▶ Exercise
Pick out every line holding the string "JSON" and copy it.

▶ Data supplied
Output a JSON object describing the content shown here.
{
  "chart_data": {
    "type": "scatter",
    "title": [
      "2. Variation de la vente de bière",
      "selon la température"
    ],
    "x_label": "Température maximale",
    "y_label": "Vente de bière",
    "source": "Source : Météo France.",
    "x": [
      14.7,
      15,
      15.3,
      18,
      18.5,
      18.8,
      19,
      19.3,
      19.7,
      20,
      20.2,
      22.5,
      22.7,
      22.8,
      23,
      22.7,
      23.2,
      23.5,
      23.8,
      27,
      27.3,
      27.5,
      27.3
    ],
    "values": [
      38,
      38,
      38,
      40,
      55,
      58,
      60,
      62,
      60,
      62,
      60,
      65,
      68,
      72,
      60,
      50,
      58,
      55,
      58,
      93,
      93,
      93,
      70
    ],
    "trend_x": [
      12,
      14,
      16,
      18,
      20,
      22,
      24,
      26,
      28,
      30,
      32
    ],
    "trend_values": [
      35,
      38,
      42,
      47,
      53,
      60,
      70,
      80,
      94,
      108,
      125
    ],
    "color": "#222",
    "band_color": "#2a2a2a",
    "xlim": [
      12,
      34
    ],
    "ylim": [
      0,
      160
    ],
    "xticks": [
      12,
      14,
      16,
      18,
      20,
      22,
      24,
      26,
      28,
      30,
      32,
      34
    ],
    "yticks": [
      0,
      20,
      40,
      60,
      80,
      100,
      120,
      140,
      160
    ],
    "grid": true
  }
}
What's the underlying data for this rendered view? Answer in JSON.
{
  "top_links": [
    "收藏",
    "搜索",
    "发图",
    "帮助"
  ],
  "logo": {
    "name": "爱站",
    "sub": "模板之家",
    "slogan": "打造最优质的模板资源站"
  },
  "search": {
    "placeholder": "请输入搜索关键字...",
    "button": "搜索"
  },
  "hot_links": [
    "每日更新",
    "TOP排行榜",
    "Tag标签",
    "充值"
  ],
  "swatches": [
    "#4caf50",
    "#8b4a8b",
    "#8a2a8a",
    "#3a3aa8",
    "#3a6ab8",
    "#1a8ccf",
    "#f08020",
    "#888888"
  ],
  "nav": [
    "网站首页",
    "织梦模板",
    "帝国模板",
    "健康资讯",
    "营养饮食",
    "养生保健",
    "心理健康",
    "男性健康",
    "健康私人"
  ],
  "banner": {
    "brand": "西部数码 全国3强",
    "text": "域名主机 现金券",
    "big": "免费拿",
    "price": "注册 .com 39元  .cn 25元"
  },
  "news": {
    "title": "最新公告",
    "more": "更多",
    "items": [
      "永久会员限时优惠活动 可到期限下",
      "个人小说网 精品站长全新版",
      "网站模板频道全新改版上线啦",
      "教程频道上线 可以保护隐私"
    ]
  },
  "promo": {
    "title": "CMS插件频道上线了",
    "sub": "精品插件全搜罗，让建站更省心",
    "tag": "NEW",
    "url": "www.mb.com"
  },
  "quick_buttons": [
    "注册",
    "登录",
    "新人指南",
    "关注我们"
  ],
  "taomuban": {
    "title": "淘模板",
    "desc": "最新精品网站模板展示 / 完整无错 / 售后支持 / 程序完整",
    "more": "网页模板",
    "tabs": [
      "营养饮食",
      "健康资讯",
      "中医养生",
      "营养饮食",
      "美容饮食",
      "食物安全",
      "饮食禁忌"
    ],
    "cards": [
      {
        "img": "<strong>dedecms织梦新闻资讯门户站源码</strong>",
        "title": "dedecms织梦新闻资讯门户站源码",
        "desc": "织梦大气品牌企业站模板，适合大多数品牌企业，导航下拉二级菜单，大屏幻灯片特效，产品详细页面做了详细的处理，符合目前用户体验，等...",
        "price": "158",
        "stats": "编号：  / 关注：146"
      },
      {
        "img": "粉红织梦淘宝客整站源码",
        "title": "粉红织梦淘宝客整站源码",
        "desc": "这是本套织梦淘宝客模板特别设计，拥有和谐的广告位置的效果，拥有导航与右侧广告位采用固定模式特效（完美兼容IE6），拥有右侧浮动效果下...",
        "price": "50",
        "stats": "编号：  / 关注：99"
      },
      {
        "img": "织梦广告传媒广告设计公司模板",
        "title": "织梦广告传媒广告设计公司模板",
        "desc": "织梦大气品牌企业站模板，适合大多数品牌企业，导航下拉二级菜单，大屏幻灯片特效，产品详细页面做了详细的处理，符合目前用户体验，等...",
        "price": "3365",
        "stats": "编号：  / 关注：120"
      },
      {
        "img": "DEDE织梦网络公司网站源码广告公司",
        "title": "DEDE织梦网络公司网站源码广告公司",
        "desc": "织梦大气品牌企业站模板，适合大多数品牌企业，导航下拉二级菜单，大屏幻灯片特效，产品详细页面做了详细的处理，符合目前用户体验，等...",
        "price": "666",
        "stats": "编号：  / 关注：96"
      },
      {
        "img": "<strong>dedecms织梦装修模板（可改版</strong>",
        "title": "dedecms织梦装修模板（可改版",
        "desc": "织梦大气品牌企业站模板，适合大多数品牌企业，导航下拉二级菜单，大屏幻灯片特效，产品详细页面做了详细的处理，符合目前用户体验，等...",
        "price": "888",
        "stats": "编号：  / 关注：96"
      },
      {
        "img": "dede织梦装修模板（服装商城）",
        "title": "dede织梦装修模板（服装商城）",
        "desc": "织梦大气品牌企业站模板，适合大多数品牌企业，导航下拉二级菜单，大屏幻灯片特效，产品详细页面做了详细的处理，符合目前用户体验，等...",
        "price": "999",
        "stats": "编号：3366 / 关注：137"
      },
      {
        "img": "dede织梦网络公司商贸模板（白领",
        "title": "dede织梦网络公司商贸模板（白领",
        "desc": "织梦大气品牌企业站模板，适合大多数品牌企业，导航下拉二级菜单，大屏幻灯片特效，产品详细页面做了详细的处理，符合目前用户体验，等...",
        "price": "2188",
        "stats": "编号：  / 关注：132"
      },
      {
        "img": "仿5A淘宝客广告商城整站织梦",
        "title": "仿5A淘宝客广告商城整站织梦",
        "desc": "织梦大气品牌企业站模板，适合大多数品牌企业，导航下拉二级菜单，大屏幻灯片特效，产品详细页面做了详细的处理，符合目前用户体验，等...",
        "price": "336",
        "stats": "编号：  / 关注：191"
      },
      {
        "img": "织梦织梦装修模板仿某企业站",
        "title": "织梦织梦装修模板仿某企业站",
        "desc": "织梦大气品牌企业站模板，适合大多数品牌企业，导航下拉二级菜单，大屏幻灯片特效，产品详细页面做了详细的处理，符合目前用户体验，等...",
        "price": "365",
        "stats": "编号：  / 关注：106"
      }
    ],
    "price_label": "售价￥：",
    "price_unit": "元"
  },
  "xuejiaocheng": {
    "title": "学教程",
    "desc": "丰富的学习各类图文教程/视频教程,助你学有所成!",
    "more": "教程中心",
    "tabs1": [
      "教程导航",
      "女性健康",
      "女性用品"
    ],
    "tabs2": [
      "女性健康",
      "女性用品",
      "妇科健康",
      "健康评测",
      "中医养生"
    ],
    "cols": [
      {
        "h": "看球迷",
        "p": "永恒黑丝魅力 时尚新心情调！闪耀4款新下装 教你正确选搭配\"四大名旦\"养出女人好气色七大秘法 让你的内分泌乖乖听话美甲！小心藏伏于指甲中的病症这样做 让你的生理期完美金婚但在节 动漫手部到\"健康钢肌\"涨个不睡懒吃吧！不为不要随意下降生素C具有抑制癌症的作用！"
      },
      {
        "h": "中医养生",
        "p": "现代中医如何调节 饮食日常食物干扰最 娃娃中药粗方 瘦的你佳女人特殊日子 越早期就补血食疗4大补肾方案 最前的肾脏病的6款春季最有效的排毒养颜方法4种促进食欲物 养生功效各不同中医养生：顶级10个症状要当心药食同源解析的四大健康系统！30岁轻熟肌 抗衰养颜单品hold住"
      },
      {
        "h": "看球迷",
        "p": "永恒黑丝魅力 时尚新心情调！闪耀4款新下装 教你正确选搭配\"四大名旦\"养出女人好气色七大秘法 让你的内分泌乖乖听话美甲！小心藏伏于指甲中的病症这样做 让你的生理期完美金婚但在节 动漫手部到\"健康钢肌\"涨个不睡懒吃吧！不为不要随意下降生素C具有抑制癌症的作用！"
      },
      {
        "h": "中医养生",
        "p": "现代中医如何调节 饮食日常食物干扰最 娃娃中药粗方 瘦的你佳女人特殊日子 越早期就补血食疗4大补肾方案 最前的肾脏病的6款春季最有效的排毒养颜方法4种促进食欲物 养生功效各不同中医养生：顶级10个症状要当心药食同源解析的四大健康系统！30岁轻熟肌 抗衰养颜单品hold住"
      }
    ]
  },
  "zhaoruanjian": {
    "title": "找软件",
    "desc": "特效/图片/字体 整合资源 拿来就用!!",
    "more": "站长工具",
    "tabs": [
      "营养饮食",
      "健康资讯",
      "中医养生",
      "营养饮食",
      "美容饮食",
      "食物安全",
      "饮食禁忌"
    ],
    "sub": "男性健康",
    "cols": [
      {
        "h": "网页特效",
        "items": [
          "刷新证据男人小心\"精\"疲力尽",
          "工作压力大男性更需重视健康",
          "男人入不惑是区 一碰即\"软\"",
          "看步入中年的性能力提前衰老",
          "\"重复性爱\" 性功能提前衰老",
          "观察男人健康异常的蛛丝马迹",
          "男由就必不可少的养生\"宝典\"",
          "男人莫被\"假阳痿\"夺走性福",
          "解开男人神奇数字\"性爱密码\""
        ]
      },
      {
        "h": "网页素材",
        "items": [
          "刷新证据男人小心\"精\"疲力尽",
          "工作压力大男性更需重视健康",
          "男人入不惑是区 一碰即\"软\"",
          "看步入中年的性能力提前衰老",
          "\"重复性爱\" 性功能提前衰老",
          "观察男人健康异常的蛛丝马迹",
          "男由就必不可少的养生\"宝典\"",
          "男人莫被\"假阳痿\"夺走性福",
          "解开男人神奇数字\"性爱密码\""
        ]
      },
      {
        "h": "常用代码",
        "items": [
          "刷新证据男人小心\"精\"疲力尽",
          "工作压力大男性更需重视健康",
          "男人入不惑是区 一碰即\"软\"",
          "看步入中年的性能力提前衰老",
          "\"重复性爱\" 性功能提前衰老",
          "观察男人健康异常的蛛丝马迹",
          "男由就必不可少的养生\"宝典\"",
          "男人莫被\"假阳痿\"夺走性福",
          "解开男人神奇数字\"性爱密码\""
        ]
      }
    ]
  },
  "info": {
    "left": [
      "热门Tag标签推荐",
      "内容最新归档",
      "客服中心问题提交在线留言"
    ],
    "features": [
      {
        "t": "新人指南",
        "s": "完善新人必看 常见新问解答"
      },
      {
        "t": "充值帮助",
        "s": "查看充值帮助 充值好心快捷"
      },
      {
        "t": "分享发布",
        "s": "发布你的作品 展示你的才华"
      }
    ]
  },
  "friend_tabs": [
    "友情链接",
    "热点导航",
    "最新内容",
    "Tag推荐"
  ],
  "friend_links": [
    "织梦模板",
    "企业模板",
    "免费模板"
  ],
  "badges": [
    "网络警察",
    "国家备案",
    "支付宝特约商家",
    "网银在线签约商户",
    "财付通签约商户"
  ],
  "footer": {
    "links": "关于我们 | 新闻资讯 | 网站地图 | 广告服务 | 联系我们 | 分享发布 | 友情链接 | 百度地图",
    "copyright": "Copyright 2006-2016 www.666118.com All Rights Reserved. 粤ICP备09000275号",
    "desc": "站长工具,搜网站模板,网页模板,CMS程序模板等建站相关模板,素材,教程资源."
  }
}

▶ Answer for the task
Output a JSON object describing the content shown here.
What's the underlying data for this rendered view? Answer in JSON.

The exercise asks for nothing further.